▸ Provided records
★ ★ ★ ★ ★ ★ ★

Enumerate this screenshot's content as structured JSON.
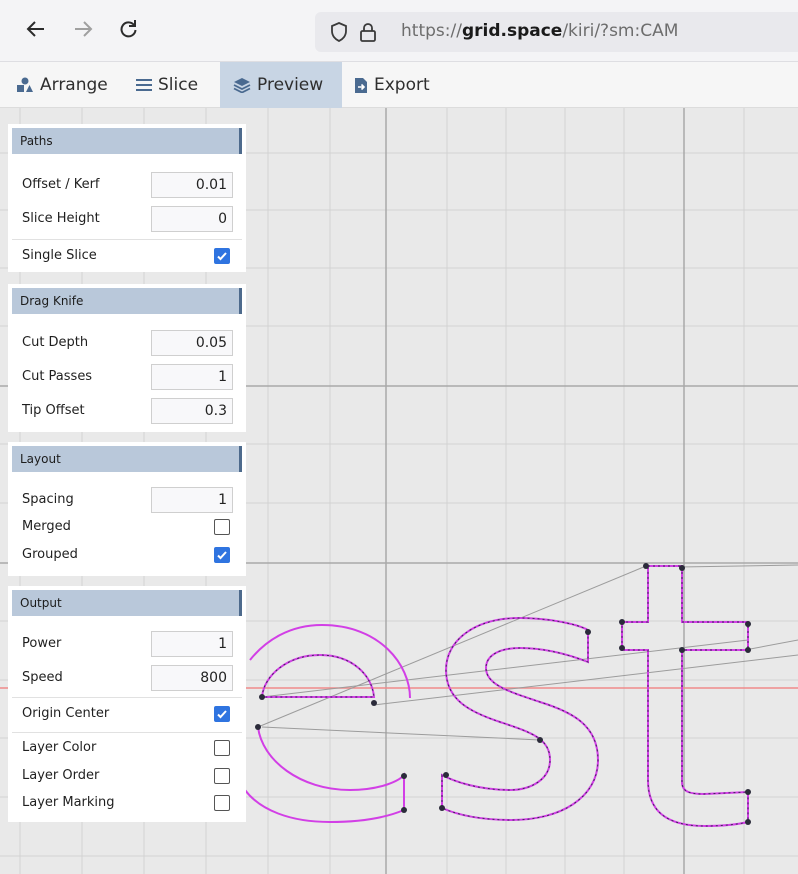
{
  "browser": {
    "url_prefix": "https://",
    "url_host": "grid.space",
    "url_path": "/kiri/?sm:CAM"
  },
  "menu": {
    "items": [
      {
        "label": "Arrange",
        "icon": "shapes-icon"
      },
      {
        "label": "Slice",
        "icon": "lines-icon"
      },
      {
        "label": "Preview",
        "icon": "layers-icon",
        "active": true
      },
      {
        "label": "Export",
        "icon": "file-export-icon"
      }
    ]
  },
  "panel": {
    "paths": {
      "title": "Paths",
      "offset_label": "Offset / Kerf",
      "offset_value": "0.01",
      "slice_height_label": "Slice Height",
      "slice_height_value": "0",
      "single_slice_label": "Single Slice",
      "single_slice_checked": true
    },
    "drag_knife": {
      "title": "Drag Knife",
      "cut_depth_label": "Cut Depth",
      "cut_depth_value": "0.05",
      "cut_passes_label": "Cut Passes",
      "cut_passes_value": "1",
      "tip_offset_label": "Tip Offset",
      "tip_offset_value": "0.3"
    },
    "layout": {
      "title": "Layout",
      "spacing_label": "Spacing",
      "spacing_value": "1",
      "merged_label": "Merged",
      "merged_checked": false,
      "grouped_label": "Grouped",
      "grouped_checked": true
    },
    "output": {
      "title": "Output",
      "power_label": "Power",
      "power_value": "1",
      "speed_label": "Speed",
      "speed_value": "800",
      "origin_center_label": "Origin Center",
      "origin_center_checked": true,
      "layer_color_label": "Layer Color",
      "layer_color_checked": false,
      "layer_order_label": "Layer Order",
      "layer_order_checked": false,
      "layer_marking_label": "Layer Marking",
      "layer_marking_checked": false
    }
  },
  "colors": {
    "accent": "#2f74e0",
    "group_header": "#b9c8da",
    "active_tab": "#c8d5e4",
    "toolpath": "#d23fe6",
    "origin_line": "#f08a8a"
  }
}
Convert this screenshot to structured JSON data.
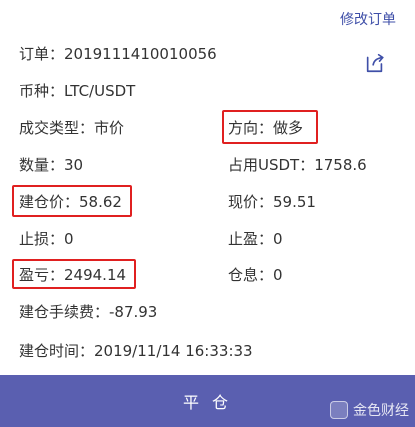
{
  "header": {
    "edit_order_label": "修改订单"
  },
  "order": {
    "order_no": "订单：2019111410010056",
    "pair": "币种：LTC/USDT",
    "trade_type": "成交类型：市价",
    "direction": "方向：做多",
    "quantity": "数量：30",
    "usdt_used": "占用USDT：1758.6",
    "open_price": "建仓价：58.62",
    "current_price": "现价：59.51",
    "stop_loss": "止损：0",
    "take_profit": "止盈：0",
    "profit_loss": "盈亏：2494.14",
    "interest": "仓息：0",
    "open_fee": "建仓手续费：-87.93",
    "open_time": "建仓时间：2019/11/14 16:33:33"
  },
  "actions": {
    "close_position_label": "平 仓"
  },
  "watermark": {
    "text": "金色财经"
  },
  "colors": {
    "accent": "#3f4fa8",
    "bar": "#5a5fb0",
    "highlight": "#e02020"
  },
  "icons": {
    "share": "share-icon"
  }
}
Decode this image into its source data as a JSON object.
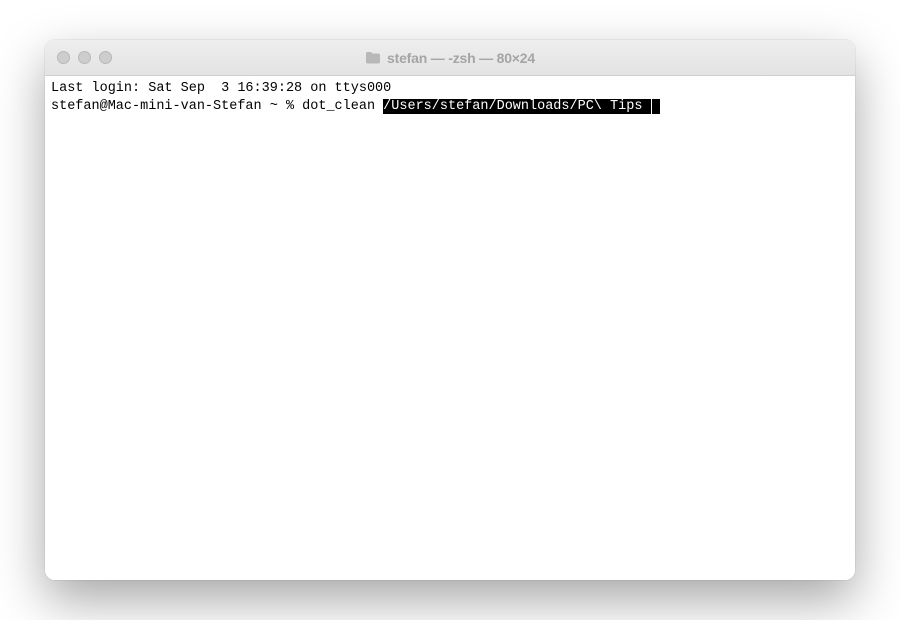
{
  "window": {
    "title": "stefan — -zsh — 80×24"
  },
  "terminal": {
    "last_login": "Last login: Sat Sep  3 16:39:28 on ttys000",
    "prompt": "stefan@Mac-mini-van-Stefan ~ % ",
    "command": "dot_clean ",
    "highlighted_path": "/Users/stefan/Downloads/PC\\ Tips "
  }
}
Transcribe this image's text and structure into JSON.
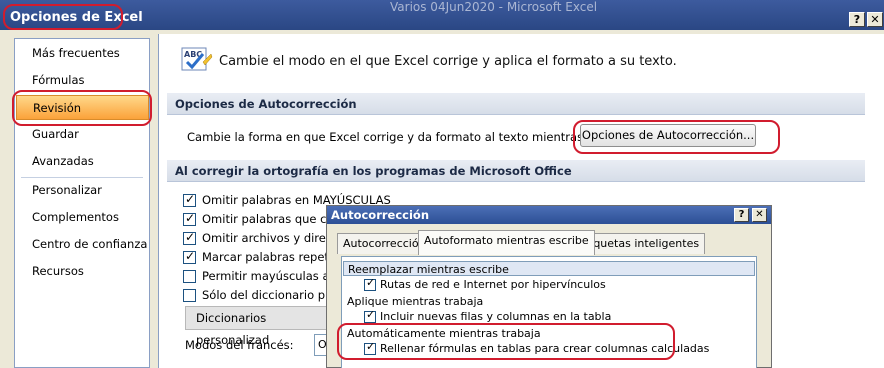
{
  "window": {
    "faded_title": "Varios 04Jun2020 - Microsoft Excel",
    "title": "Opciones de Excel",
    "help_label": "?",
    "close_label": "✕"
  },
  "nav": {
    "items": [
      {
        "label": "Más frecuentes"
      },
      {
        "label": "Fórmulas"
      },
      {
        "label": "Revisión",
        "active": true
      },
      {
        "label": "Guardar"
      },
      {
        "label": "Avanzadas"
      },
      {
        "label": "Personalizar"
      },
      {
        "label": "Complementos"
      },
      {
        "label": "Centro de confianza"
      },
      {
        "label": "Recursos"
      }
    ]
  },
  "main": {
    "headline": "Cambie el modo en el que Excel corrige y aplica el formato a su texto.",
    "section_autocorrect": "Opciones de Autocorrección",
    "autocorrect_text": "Cambie la forma en que Excel corrige y da formato al texto mientras escribe:",
    "autocorrect_button": "Opciones de Autocorrección...",
    "section_spelling": "Al corregir la ortografía en los programas de Microsoft Office",
    "checks": [
      {
        "label": "Omitir palabras en MAYÚSCULAS",
        "checked": true
      },
      {
        "label": "Omitir palabras que cor",
        "checked": true
      },
      {
        "label": "Omitir archivos y direcci",
        "checked": true
      },
      {
        "label": "Marcar palabras repetid",
        "checked": true
      },
      {
        "label": "Permitir mayúsculas ace",
        "checked": false
      },
      {
        "label": "Sólo del diccionario prin",
        "checked": false
      }
    ],
    "dict_button": "Diccionarios personalizad",
    "french_label": "Modos del francés:",
    "select_value": "O"
  },
  "dialog": {
    "title": "Autocorrección",
    "help_label": "?",
    "close_label": "✕",
    "tabs": [
      "Autocorrección",
      "Autoformato mientras escribe",
      "Etiquetas inteligentes"
    ],
    "list": {
      "group1": "Reemplazar mientras escribe",
      "item1": "Rutas de red e Internet por hipervínculos",
      "group2": "Aplique mientras trabaja",
      "item2": "Incluir nuevas filas y columnas en la tabla",
      "group3": "Automáticamente mientras trabaja",
      "item3": "Rellenar fórmulas en tablas para crear columnas calculadas"
    }
  },
  "colors": {
    "annotation": "#d11c2e",
    "active_nav": "#fba23a",
    "title_bar": "#2a4784"
  }
}
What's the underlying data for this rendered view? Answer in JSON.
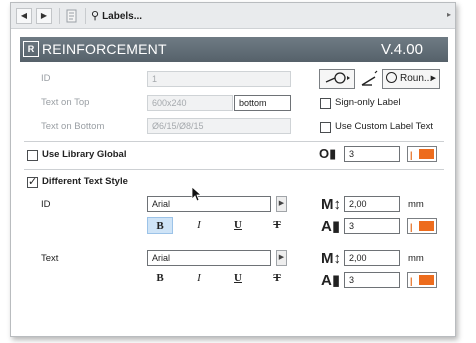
{
  "toolbar": {
    "title": "Labels..."
  },
  "header": {
    "logo": "R",
    "title": "REINFORCEMENT",
    "version": "V.4.00"
  },
  "top": {
    "id_label": "ID",
    "id_value": "1",
    "text_top_label": "Text on Top",
    "text_top_value": "600x240",
    "text_top_position": "bottom",
    "text_bottom_label": "Text on Bottom",
    "text_bottom_value": "Ø6/15/Ø8/15",
    "shape_button": "Roun...",
    "sign_only_label": "Sign-only Label",
    "custom_label_text": "Use Custom Label Text"
  },
  "library": {
    "label": "Use Library Global",
    "pen_value": "3"
  },
  "text_style": {
    "label": "Different Text Style",
    "id_section": {
      "label": "ID",
      "font": "Arial",
      "size": "2,00",
      "unit": "mm",
      "pen": "3"
    },
    "text_section": {
      "label": "Text",
      "font": "Arial",
      "size": "2,00",
      "unit": "mm",
      "pen": "3"
    },
    "styles": {
      "bold": "B",
      "italic": "I",
      "underline": "U",
      "strike": "T"
    }
  },
  "colors": {
    "accent_orange": "#ED6C1D",
    "header_bg": "#5F6A73",
    "selected_blue": "#CFE4F7"
  }
}
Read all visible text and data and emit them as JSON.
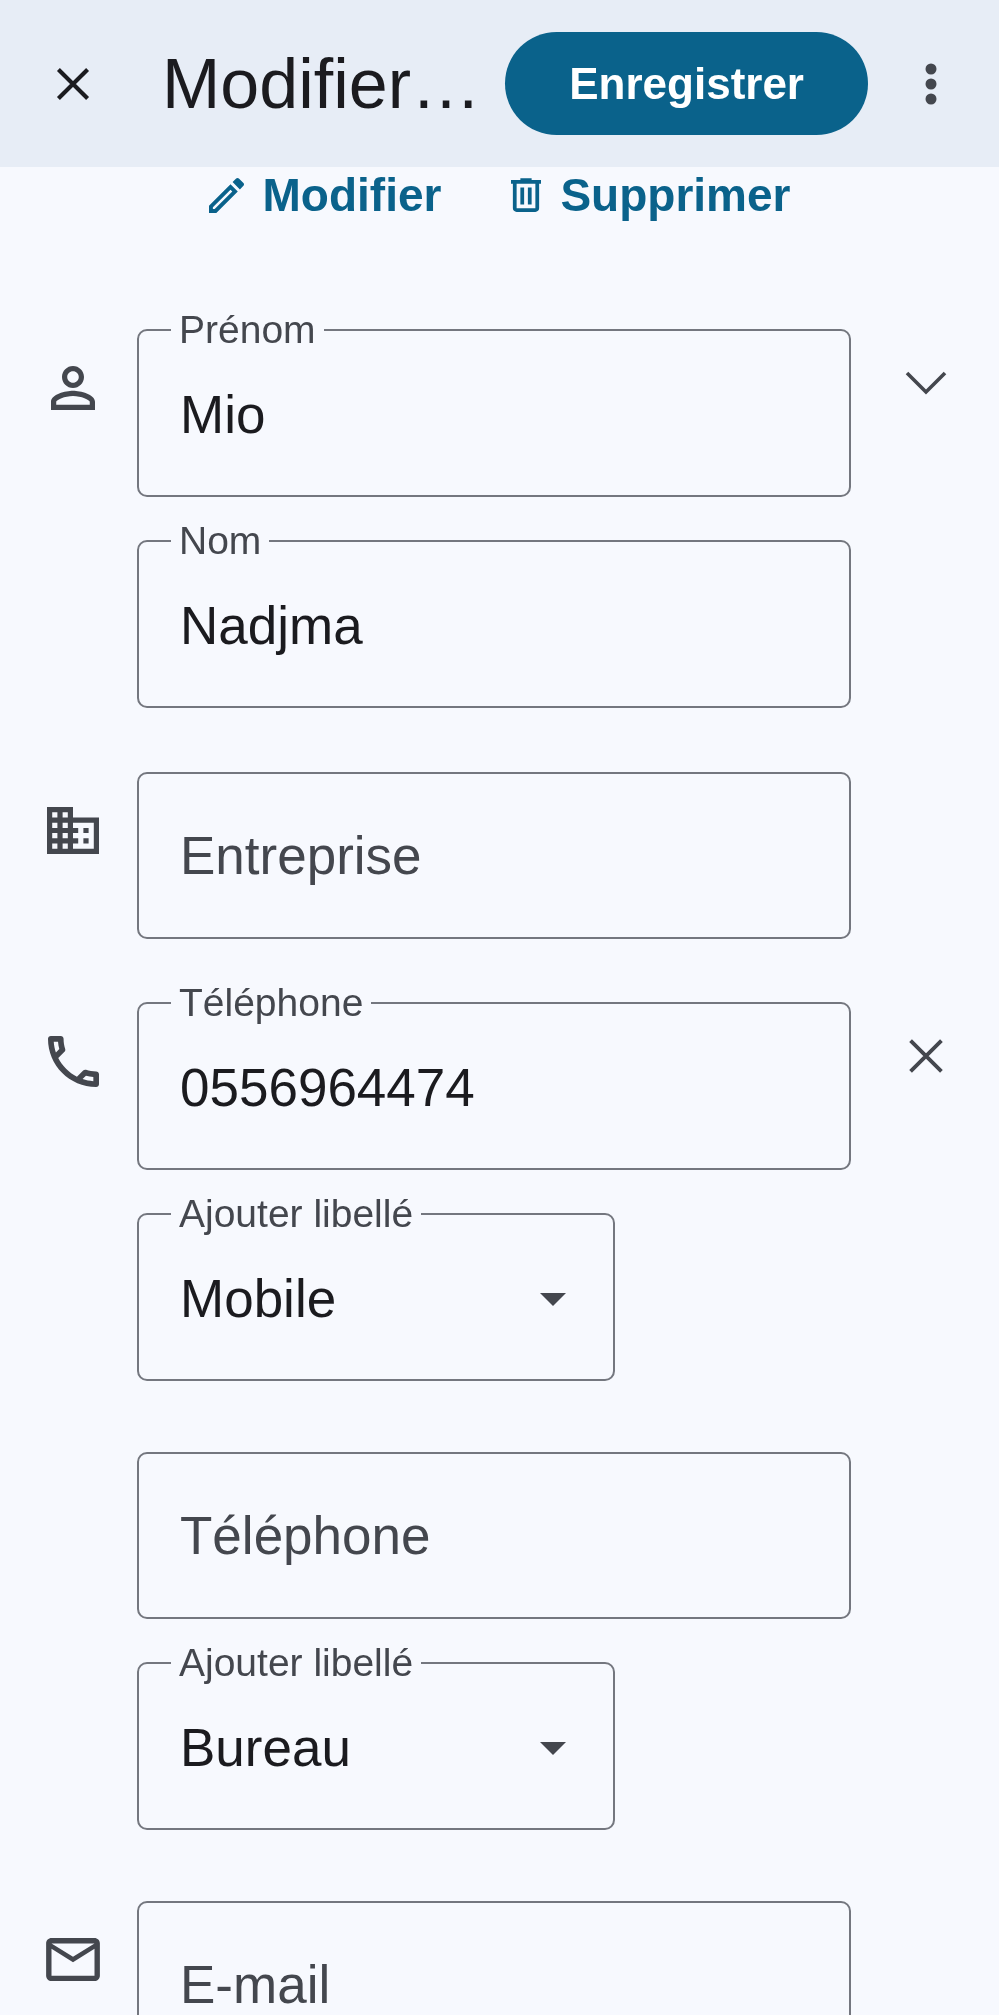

★ ★ ★ ★ ★ ★ ★

▸ Problem requirements
Reproduce each entry verbatim, excluding any embedded images.

▸ Task response
Enumerate this screenshot's content as structured JSON.
{
  "browser": {
    "url_prefix": "https://",
    "url_host": "grid.space",
    "url_path": "/kiri/?sm:CAM"
  },
  "menu": {
    "items": [
      {
        "label": "Arrange",
        "icon": "shapes-icon"
      },
      {
        "label": "Slice",
        "icon": "lines-icon"
      },
      {
        "label": "Preview",
        "icon": "layers-icon",
        "active": true
      },
      {
        "label": "Export",
        "icon": "file-export-icon"
      }
    ]
  },
  "panel": {
    "paths": {
      "title": "Paths",
      "offset_label": "Offset / Kerf",
      "offset_value": "0.01",
      "slice_height_label": "Slice Height",
      "slice_height_value": "0",
      "single_slice_label": "Single Slice",
      "single_slice_checked": true
    },
    "drag_knife": {
      "title": "Drag Knife",
      "cut_depth_label": "Cut Depth",
      "cut_depth_value": "0.05",
      "cut_passes_label": "Cut Passes",
      "cut_passes_value": "1",
      "tip_offset_label": "Tip Offset",
      "tip_offset_value": "0.3"
    },
    "layout": {
      "title": "Layout",
      "spacing_label": "Spacing",
      "spacing_value": "1",
      "merged_label": "Merged",
      "merged_checked": false,
      "grouped_label": "Grouped",
      "grouped_checked": true
    },
    "output": {
      "title": "Output",
      "power_label": "Power",
      "power_value": "1",
      "speed_label": "Speed",
      "speed_value": "800",
      "origin_center_label": "Origin Center",
      "origin_center_checked": true,
      "layer_color_label": "Layer Color",
      "layer_color_checked": false,
      "layer_order_label": "Layer Order",
      "layer_order_checked": false,
      "layer_marking_label": "Layer Marking",
      "layer_marking_checked": false
    }
  },
  "colors": {
    "accent": "#2f74e0",
    "group_header": "#b9c8da",
    "active_tab": "#c8d5e4",
    "toolpath": "#d23fe6",
    "origin_line": "#f08a8a"
  }
}
Convert this screenshot to structured JSON data.
{
  "header": {
    "edit_order_label": "修改订单"
  },
  "order": {
    "order_no": "订单：2019111410010056",
    "pair": "币种：LTC/USDT",
    "trade_type": "成交类型：市价",
    "direction": "方向：做多",
    "quantity": "数量：30",
    "usdt_used": "占用USDT：1758.6",
    "open_price": "建仓价：58.62",
    "current_price": "现价：59.51",
    "stop_loss": "止损：0",
    "take_profit": "止盈：0",
    "profit_loss": "盈亏：2494.14",
    "interest": "仓息：0",
    "open_fee": "建仓手续费：-87.93",
    "open_time": "建仓时间：2019/11/14 16:33:33"
  },
  "actions": {
    "close_position_label": "平 仓"
  },
  "watermark": {
    "text": "金色财经"
  },
  "colors": {
    "accent": "#3f4fa8",
    "bar": "#5a5fb0",
    "highlight": "#e02020"
  },
  "icons": {
    "share": "share-icon"
  }
}
Decode this image into its source data as a JSON object.
{
  "window": {
    "title": "stefan — -zsh — 80×24"
  },
  "terminal": {
    "last_login": "Last login: Sat Sep  3 16:39:28 on ttys000",
    "prompt": "stefan@Mac-mini-van-Stefan ~ % ",
    "command": "dot_clean ",
    "highlighted_path": "/Users/stefan/Downloads/PC\\ Tips "
  }
}
Transcribe this image's text and structure into JSON.
{
  "window": {
    "faded_title": "Varios 04Jun2020 - Microsoft Excel",
    "title": "Opciones de Excel",
    "help_label": "?",
    "close_label": "✕"
  },
  "nav": {
    "items": [
      {
        "label": "Más frecuentes"
      },
      {
        "label": "Fórmulas"
      },
      {
        "label": "Revisión",
        "active": true
      },
      {
        "label": "Guardar"
      },
      {
        "label": "Avanzadas"
      },
      {
        "label": "Personalizar"
      },
      {
        "label": "Complementos"
      },
      {
        "label": "Centro de confianza"
      },
      {
        "label": "Recursos"
      }
    ]
  },
  "main": {
    "headline": "Cambie el modo en el que Excel corrige y aplica el formato a su texto.",
    "section_autocorrect": "Opciones de Autocorrección",
    "autocorrect_text": "Cambie la forma en que Excel corrige y da formato al texto mientras escribe:",
    "autocorrect_button": "Opciones de Autocorrección...",
    "section_spelling": "Al corregir la ortografía en los programas de Microsoft Office",
    "checks": [
      {
        "label": "Omitir palabras en MAYÚSCULAS",
        "checked": true
      },
      {
        "label": "Omitir palabras que cor",
        "checked": true
      },
      {
        "label": "Omitir archivos y direcci",
        "checked": true
      },
      {
        "label": "Marcar palabras repetid",
        "checked": true
      },
      {
        "label": "Permitir mayúsculas ace",
        "checked": false
      },
      {
        "label": "Sólo del diccionario prin",
        "checked": false
      }
    ],
    "dict_button": "Diccionarios personalizad",
    "french_label": "Modos del francés:",
    "select_value": "O"
  },
  "dialog": {
    "title": "Autocorrección",
    "help_label": "?",
    "close_label": "✕",
    "tabs": [
      "Autocorrección",
      "Autoformato mientras escribe",
      "Etiquetas inteligentes"
    ],
    "list": {
      "group1": "Reemplazar mientras escribe",
      "item1": "Rutas de red e Internet por hipervínculos",
      "group2": "Aplique mientras trabaja",
      "item2": "Incluir nuevas filas y columnas en la tabla",
      "group3": "Automáticamente mientras trabaja",
      "item3": "Rellenar fórmulas en tablas para crear columnas calculadas"
    }
  },
  "colors": {
    "annotation": "#d11c2e",
    "active_nav": "#fba23a",
    "title_bar": "#2a4784"
  }
}
What's the underlying data for this rendered view? Answer in JSON.
{
  "toolbar": {
    "title": "Labels..."
  },
  "header": {
    "logo": "R",
    "title": "REINFORCEMENT",
    "version": "V.4.00"
  },
  "top": {
    "id_label": "ID",
    "id_value": "1",
    "text_top_label": "Text on Top",
    "text_top_value": "600x240",
    "text_top_position": "bottom",
    "text_bottom_label": "Text on Bottom",
    "text_bottom_value": "Ø6/15/Ø8/15",
    "shape_button": "Roun...",
    "sign_only_label": "Sign-only Label",
    "custom_label_text": "Use Custom Label Text"
  },
  "library": {
    "label": "Use Library Global",
    "pen_value": "3"
  },
  "text_style": {
    "label": "Different Text Style",
    "id_section": {
      "label": "ID",
      "font": "Arial",
      "size": "2,00",
      "unit": "mm",
      "pen": "3"
    },
    "text_section": {
      "label": "Text",
      "font": "Arial",
      "size": "2,00",
      "unit": "mm",
      "pen": "3"
    },
    "styles": {
      "bold": "B",
      "italic": "I",
      "underline": "U",
      "strike": "T"
    }
  },
  "colors": {
    "accent_orange": "#ED6C1D",
    "header_bg": "#5F6A73",
    "selected_blue": "#CFE4F7"
  }
}
Read all visible text and data and emit them as JSON.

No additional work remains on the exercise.